= TASK INSTRUCTIONS =
Each line containing the word "الدار" must be reported.
────────────────────
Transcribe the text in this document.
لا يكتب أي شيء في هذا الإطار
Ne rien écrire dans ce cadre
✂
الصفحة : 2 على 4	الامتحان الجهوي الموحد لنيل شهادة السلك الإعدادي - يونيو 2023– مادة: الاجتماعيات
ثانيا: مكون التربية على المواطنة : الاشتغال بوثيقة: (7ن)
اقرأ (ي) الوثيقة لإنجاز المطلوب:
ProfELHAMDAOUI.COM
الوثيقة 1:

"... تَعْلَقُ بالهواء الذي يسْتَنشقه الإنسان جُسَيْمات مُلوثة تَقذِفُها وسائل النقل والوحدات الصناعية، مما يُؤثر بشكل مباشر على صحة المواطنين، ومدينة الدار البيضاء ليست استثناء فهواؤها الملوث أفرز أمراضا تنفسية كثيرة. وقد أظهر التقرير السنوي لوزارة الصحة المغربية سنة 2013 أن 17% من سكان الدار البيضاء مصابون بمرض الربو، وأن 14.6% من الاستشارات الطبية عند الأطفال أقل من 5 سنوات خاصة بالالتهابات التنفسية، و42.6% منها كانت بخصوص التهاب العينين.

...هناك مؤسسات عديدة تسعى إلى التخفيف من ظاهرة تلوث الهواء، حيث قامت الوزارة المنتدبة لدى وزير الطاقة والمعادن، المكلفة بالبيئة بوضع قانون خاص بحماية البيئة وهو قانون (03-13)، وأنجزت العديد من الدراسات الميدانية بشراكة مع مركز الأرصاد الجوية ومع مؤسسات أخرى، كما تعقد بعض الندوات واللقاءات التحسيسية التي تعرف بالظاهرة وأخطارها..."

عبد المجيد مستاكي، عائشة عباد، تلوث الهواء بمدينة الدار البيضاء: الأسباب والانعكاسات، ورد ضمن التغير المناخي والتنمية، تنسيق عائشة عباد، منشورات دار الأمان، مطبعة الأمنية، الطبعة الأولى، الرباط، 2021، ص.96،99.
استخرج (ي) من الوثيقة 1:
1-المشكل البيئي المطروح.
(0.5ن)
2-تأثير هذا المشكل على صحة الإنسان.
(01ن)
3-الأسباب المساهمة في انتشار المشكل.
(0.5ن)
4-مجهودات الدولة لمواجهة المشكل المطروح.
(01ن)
────────────────────
= TASK SOLUTION =
"... تَعْلَقُ بالهواء الذي يسْتَنشقه الإنسان جُسَيْمات مُلوثة تَقذِفُها وسائل النقل والوحدات الصناعية، مما يُؤثر بشكل مباشر على صحة المواطنين، ومدينة الدار البيضاء ليست استثناء فهواؤها الملوث أفرز أمراضا تنفسية كثيرة. وقد أظهر التقرير السنوي لوزارة الصحة المغربية سنة 2013 أن 17% من سكان الدار البيضاء مصابون بمرض الربو، وأن 14.6% من الاستشارات الطبية عند الأطفال أقل من 5 سنوات خاصة بالالتهابات التنفسية، و42.6% منها كانت بخصوص التهاب العينين.
عبد المجيد مستاكي، عائشة عباد، تلوث الهواء بمدينة الدار البيضاء: الأسباب والانعكاسات، ورد ضمن التغير المناخي والتنمية، تنسيق عائشة عباد، منشورات دار الأمان، مطبعة الأمنية، الطبعة الأولى، الرباط، 2021، ص.96،99.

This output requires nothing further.